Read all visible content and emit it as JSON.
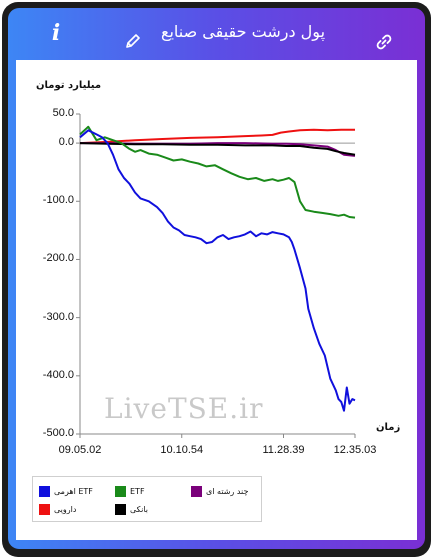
{
  "header": {
    "title": "پول درشت حقیقی صنایع",
    "icons": {
      "info": "info-icon",
      "edit": "pencil-icon",
      "link": "link-icon"
    }
  },
  "watermark": "LiveTSE.ir",
  "colors": {
    "frame": "#1c1c1c",
    "gradient_start": "#3d86f5",
    "gradient_end": "#7a2fd4"
  },
  "chart_data": {
    "type": "line",
    "ylabel": "میلیارد تومان",
    "xlabel": "زمان",
    "ylim": [
      -500,
      50
    ],
    "yticks": [
      "50.0",
      "0.0",
      "-100.0",
      "-200.0",
      "-300.0",
      "-400.0",
      "-500.0"
    ],
    "ytick_values": [
      50,
      0,
      -100,
      -200,
      -300,
      -400,
      -500
    ],
    "x_range": [
      0,
      100
    ],
    "xticks": [
      {
        "label": "09.05.02",
        "x": 0
      },
      {
        "label": "10.10.54",
        "x": 37
      },
      {
        "label": "11.28.39",
        "x": 74
      },
      {
        "label": "12.35.03",
        "x": 100
      }
    ],
    "grid": false,
    "legend_position": "bottom",
    "series": [
      {
        "name": "ETF اهرمی",
        "color": "#1010dd",
        "x": [
          0,
          3,
          6,
          8,
          10,
          12,
          14,
          16,
          18,
          20,
          22,
          25,
          28,
          30,
          32,
          34,
          36,
          38,
          40,
          42,
          44,
          46,
          48,
          50,
          52,
          54,
          56,
          58,
          60,
          62,
          64,
          66,
          68,
          70,
          72,
          74,
          76,
          77,
          78,
          80,
          82,
          83,
          85,
          87,
          89,
          91,
          93,
          94,
          95,
          96,
          97,
          98,
          99,
          100
        ],
        "values": [
          10,
          22,
          15,
          10,
          0,
          -20,
          -45,
          -60,
          -70,
          -85,
          -95,
          -100,
          -110,
          -120,
          -135,
          -145,
          -150,
          -158,
          -160,
          -162,
          -165,
          -172,
          -170,
          -162,
          -158,
          -165,
          -162,
          -160,
          -157,
          -152,
          -160,
          -155,
          -157,
          -153,
          -155,
          -157,
          -162,
          -170,
          -183,
          -215,
          -250,
          -285,
          -318,
          -345,
          -365,
          -405,
          -425,
          -440,
          -445,
          -460,
          -420,
          -448,
          -440,
          -442
        ]
      },
      {
        "name": "ETF",
        "color": "#1a8a1a",
        "x": [
          0,
          3,
          6,
          9,
          12,
          15,
          18,
          20,
          22,
          25,
          28,
          31,
          34,
          37,
          40,
          43,
          46,
          49,
          52,
          55,
          58,
          61,
          64,
          67,
          70,
          72,
          74,
          76,
          78,
          80,
          82,
          85,
          88,
          91,
          94,
          96,
          98,
          100
        ],
        "values": [
          15,
          28,
          5,
          10,
          5,
          0,
          -10,
          -15,
          -12,
          -18,
          -20,
          -25,
          -30,
          -28,
          -32,
          -35,
          -40,
          -38,
          -45,
          -52,
          -58,
          -62,
          -60,
          -65,
          -62,
          -65,
          -63,
          -60,
          -67,
          -100,
          -115,
          -118,
          -120,
          -122,
          -125,
          -123,
          -127,
          -128
        ]
      },
      {
        "name": "چند رشته ای",
        "color": "#7a007a",
        "x": [
          0,
          10,
          20,
          30,
          40,
          50,
          60,
          70,
          75,
          80,
          85,
          90,
          93,
          96,
          100
        ],
        "values": [
          0,
          0,
          -1,
          -1,
          -1,
          0,
          0,
          -1,
          -1,
          -2,
          -4,
          -6,
          -12,
          -20,
          -22
        ]
      },
      {
        "name": "دارویی",
        "color": "#ee1111",
        "x": [
          0,
          10,
          20,
          30,
          40,
          50,
          60,
          66,
          70,
          73,
          76,
          80,
          85,
          90,
          95,
          100
        ],
        "values": [
          0,
          2,
          5,
          7,
          9,
          10,
          12,
          13,
          14,
          18,
          20,
          22,
          23,
          22,
          23,
          23
        ]
      },
      {
        "name": "بانکی",
        "color": "#000000",
        "x": [
          0,
          10,
          20,
          30,
          40,
          50,
          60,
          70,
          75,
          80,
          85,
          90,
          93,
          96,
          100
        ],
        "values": [
          0,
          -1,
          -2,
          -2,
          -3,
          -3,
          -4,
          -4,
          -5,
          -5,
          -8,
          -10,
          -14,
          -17,
          -20
        ]
      }
    ]
  }
}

#### Work required:
Only the number is wanted: how many lines in the data include the string "name"?

#### Answer to this problem:
5